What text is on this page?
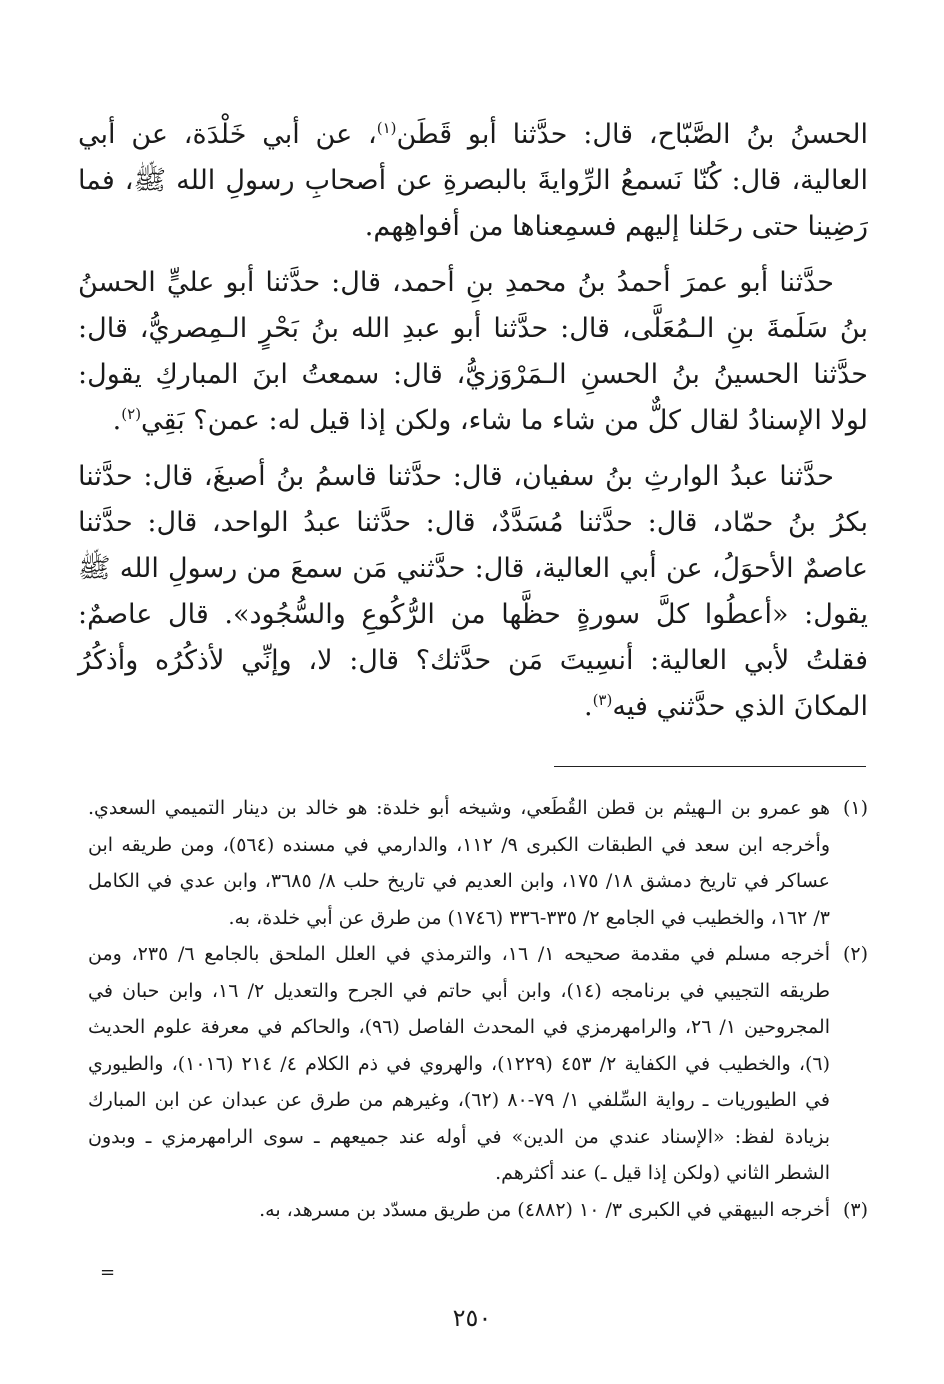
الحسنُ بنُ الصَّبّاح، قال: حدَّثنا أبو قَطَن$^{(١)}$، عن أبي خَلْدَة، عن أبي العالية، قال: كُنّا نَسمعُ الرِّوايةَ بالبصرةِ عن أصحابِ رسولِ الله ﷺ، فما رَضِينا حتى رحَلنا إليهم فسمِعناها من أفواهِهم.

حدَّثنا أبو عمرَ أحمدُ بنُ محمدِ بنِ أحمد، قال: حدَّثنا أبو عليٍّ الحسنُ بنُ سَلَمةَ بنِ الـمُعَلَّى، قال: حدَّثنا أبو عبدِ الله بنُ بَحْرٍ الـمِصريُّ، قال: حدَّثنا الحسينُ بنُ الحسنِ الـمَرْوَزيُّ، قال: سمعتُ ابنَ المباركِ يقول: لولا الإسنادُ لقال كلٌّ من شاء ما شاء، ولكن إذا قيل له: عمن؟ بَقِي$^{(٢)}$.

حدَّثنا عبدُ الوارثِ بنُ سفيان، قال: حدَّثنا قاسمُ بنُ أصبغَ، قال: حدَّثنا بكرُ بنُ حمّاد، قال: حدَّثنا مُسَدَّدٌ، قال: حدَّثنا عبدُ الواحد، قال: حدَّثنا عاصمٌ الأحوَلُ، عن أبي العالية، قال: حدَّثني مَن سمعَ من رسولِ الله ﷺ يقول: «أعطُوا كلَّ سورةٍ حظَّها من الرُّكُوعِ والسُّجُود». قال عاصمٌ: فقلتُ لأبي العالية: أنسِيتَ مَن حدَّثك؟ قال: لا، وإنِّي لأذكُرُه وأذكُرُ المكانَ الذي حدَّثني فيه$^{(٣)}$.

(١)هو عمرو بن الـهيثم بن قطن القُطَعي، وشيخه أبو خلدة: هو خالد بن دينار التميمي السعدي. وأخرجه ابن سعد في الطبقات الكبرى ٩/ ١١٢، والدارمي في مسنده (٥٦٤)، ومن طريقه ابن عساكر في تاريخ دمشق ١٨/ ١٧٥، وابن العديم في تاريخ حلب ٨/ ٣٦٨٥، وابن عدي في الكامل ٣/ ١٦٢، والخطيب في الجامع ٢/ ٣٣٥-٣٣٦ (١٧٤٦) من طرق عن أبي خلدة، به.

(٢)أخرجه مسلم في مقدمة صحيحه ١/ ١٦، والترمذي في العلل الملحق بالجامع ٦/ ٢٣٥، ومن طريقه التجيبي في برنامجه (١٤)، وابن أبي حاتم في الجرح والتعديل ٢/ ١٦، وابن حبان في المجروحين ١/ ٢٦، والرامهرمزي في المحدث الفاصل (٩٦)، والحاكم في معرفة علوم الحديث (٦)، والخطيب في الكفاية ٢/ ٤٥٣ (١٢٢٩)، والهروي في ذم الكلام ٤/ ٢١٤ (١٠١٦)، والطيوري في الطيوريات ـ رواية السِّلفي ١/ ٧٩-٨٠ (٦٢)، وغيرهم من طرق عن عبدان عن ابن المبارك بزيادة لفظ: «الإسناد عندي من الدين» في أوله عند جميعهم ـ سوى الرامهرمزي ـ وبدون الشطر الثاني (ولكن إذا قيل ـ) عند أكثرهم.

(٣)أخرجه البيهقي في الكبرى ٣/ ١٠ (٤٨٨٢) من طريق مسدّد بن مسرهد، به.

=
٢٥٠
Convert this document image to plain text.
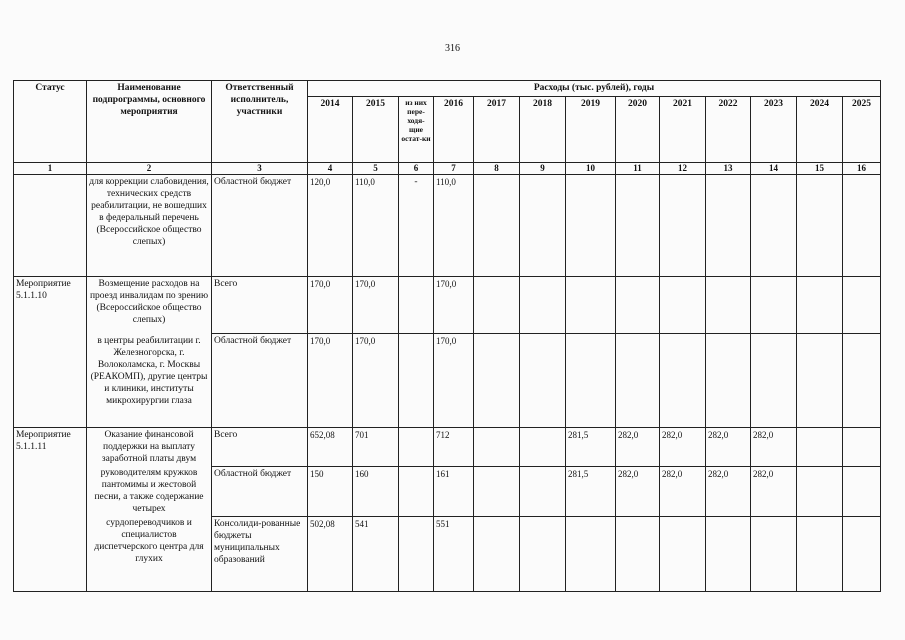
316
Статус	Наименование подпрограммы, основного мероприятия	Ответственный исполнитель, участники	Расходы (тыс. рублей), годы												
			2014	2015	из них пере-ходя-щие остат-ки	2016	2017	2018	2019	2020	2021	2022	2023	2024	2025
1	2	3	4	5	6	7	8	9	10	11	12	13	14	15	16
	для коррекции слабовидения, технических средств реабилитации, не вошедших в федеральный перечень (Всероссийское общество слепых)	Областной бюджет	120,0	110,0	-	110,0									
Мероприятие 5.1.1.10	Возмещение расходов на проезд инвалидам по зрению (Всероссийское общество слепых)	Всего	170,0	170,0		170,0									
	в центры реабилитации г. Железногорска, г. Волоколамска, г. Москвы (РЕАКОМП), другие центры и клиники, институты микрохирургии глаза	Областной бюджет	170,0	170,0		170,0									
Мероприятие 5.1.1.11	Оказание финансовой поддержки на выплату заработной платы двум	Всего	652,08	701		712			281,5	282,0	282,0	282,0	282,0		
	руководителям кружков пантомимы и жестовой песни, а также содержание четырех	Областной бюджет	150	160		161			281,5	282,0	282,0	282,0	282,0		
	сурдопереводчиков и специалистов диспетчерского центра для глухих	Консолиди-рованные бюджеты муниципальных образований	502,08	541		551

- - - -

• Instructions for the task: In the entries above, locate every line with the word "Мероприятие" and copy it.

• Response:
Мероприятие 5.1.1.10	Возмещение расходов на проезд инвалидам по зрению (Всероссийское общество слепых)	Всего	170,0	170,0		170,0									
Мероприятие 5.1.1.11	Оказание финансовой поддержки на выплату заработной платы двум	Всего	652,08	701		712			281,5	282,0	282,0	282,0	282,0		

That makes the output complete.